[Begin]

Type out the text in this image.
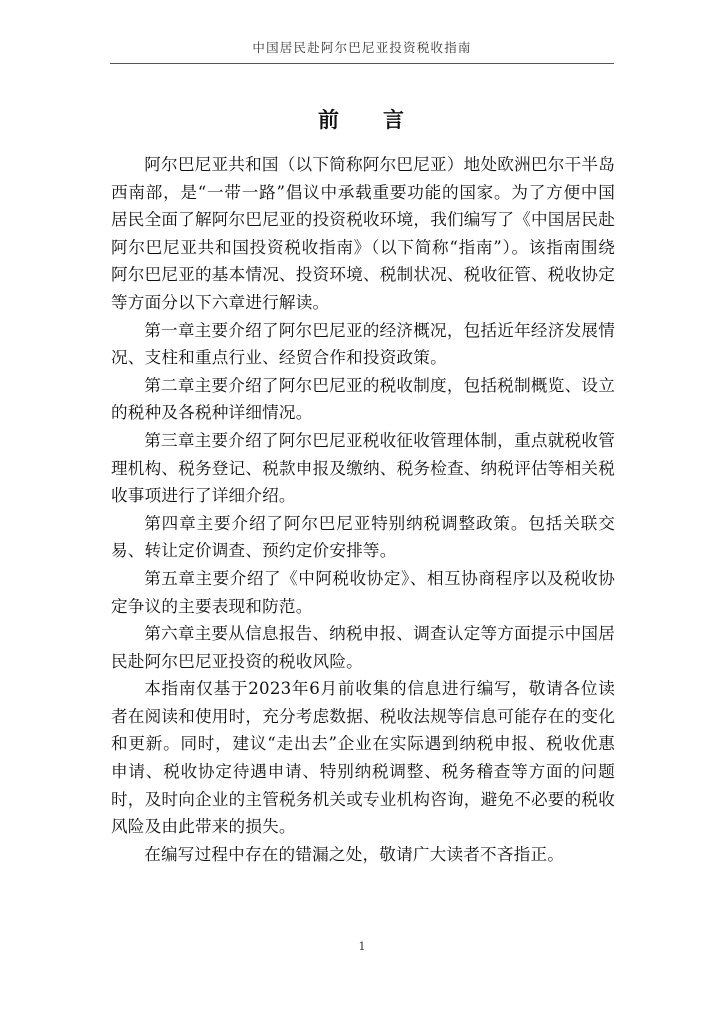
中国居民赴阿尔巴尼亚投资税收指南
前 言

阿尔巴尼亚共和国（以下简称阿尔巴尼亚）地处欧洲巴尔干半岛西南部，是“一带一路”倡议中承载重要功能的国家。为了方便中国居民全面了解阿尔巴尼亚的投资税收环境，我们编写了《中国居民赴阿尔巴尼亚共和国投资税收指南》（以下简称“指南”）。该指南围绕阿尔巴尼亚的基本情况、投资环境、税制状况、税收征管、税收协定等方面分以下六章进行解读。

第一章主要介绍了阿尔巴尼亚的经济概况，包括近年经济发展情况、支柱和重点行业、经贸合作和投资政策。

第二章主要介绍了阿尔巴尼亚的税收制度，包括税制概览、设立的税种及各税种详细情况。

第三章主要介绍了阿尔巴尼亚税收征收管理体制，重点就税收管理机构、税务登记、税款申报及缴纳、税务检查、纳税评估等相关税收事项进行了详细介绍。

第四章主要介绍了阿尔巴尼亚特别纳税调整政策。包括关联交易、转让定价调查、预约定价安排等。

第五章主要介绍了《中阿税收协定》、相互协商程序以及税收协定争议的主要表现和防范。

第六章主要从信息报告、纳税申报、调查认定等方面提示中国居民赴阿尔巴尼亚投资的税收风险。

本指南仅基于2023年6月前收集的信息进行编写，敬请各位读者在阅读和使用时，充分考虑数据、税收法规等信息可能存在的变化和更新。同时，建议“走出去”企业在实际遇到纳税申报、税收优惠申请、税收协定待遇申请、特别纳税调整、税务稽查等方面的问题时，及时向企业的主管税务机关或专业机构咨询，避免不必要的税收风险及由此带来的损失。

在编写过程中存在的错漏之处，敬请广大读者不吝指正。

1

[End]

Written request: Omit every picture, and otherwise quote the entries exactly.

Worked solution:
Type out the text in this image.
中国居民赴阿尔巴尼亚投资税收指南
前 言

阿尔巴尼亚共和国（以下简称阿尔巴尼亚）地处欧洲巴尔干半岛西南部，是“一带一路”倡议中承载重要功能的国家。为了方便中国居民全面了解阿尔巴尼亚的投资税收环境，我们编写了《中国居民赴阿尔巴尼亚共和国投资税收指南》（以下简称“指南”）。该指南围绕阿尔巴尼亚的基本情况、投资环境、税制状况、税收征管、税收协定等方面分以下六章进行解读。

第一章主要介绍了阿尔巴尼亚的经济概况，包括近年经济发展情况、支柱和重点行业、经贸合作和投资政策。

第二章主要介绍了阿尔巴尼亚的税收制度，包括税制概览、设立的税种及各税种详细情况。

第三章主要介绍了阿尔巴尼亚税收征收管理体制，重点就税收管理机构、税务登记、税款申报及缴纳、税务检查、纳税评估等相关税收事项进行了详细介绍。

第四章主要介绍了阿尔巴尼亚特别纳税调整政策。包括关联交易、转让定价调查、预约定价安排等。

第五章主要介绍了《中阿税收协定》、相互协商程序以及税收协定争议的主要表现和防范。

第六章主要从信息报告、纳税申报、调查认定等方面提示中国居民赴阿尔巴尼亚投资的税收风险。

本指南仅基于2023年6月前收集的信息进行编写，敬请各位读者在阅读和使用时，充分考虑数据、税收法规等信息可能存在的变化和更新。同时，建议“走出去”企业在实际遇到纳税申报、税收优惠申请、税收协定待遇申请、特别纳税调整、税务稽查等方面的问题时，及时向企业的主管税务机关或专业机构咨询，避免不必要的税收风险及由此带来的损失。

在编写过程中存在的错漏之处，敬请广大读者不吝指正。

1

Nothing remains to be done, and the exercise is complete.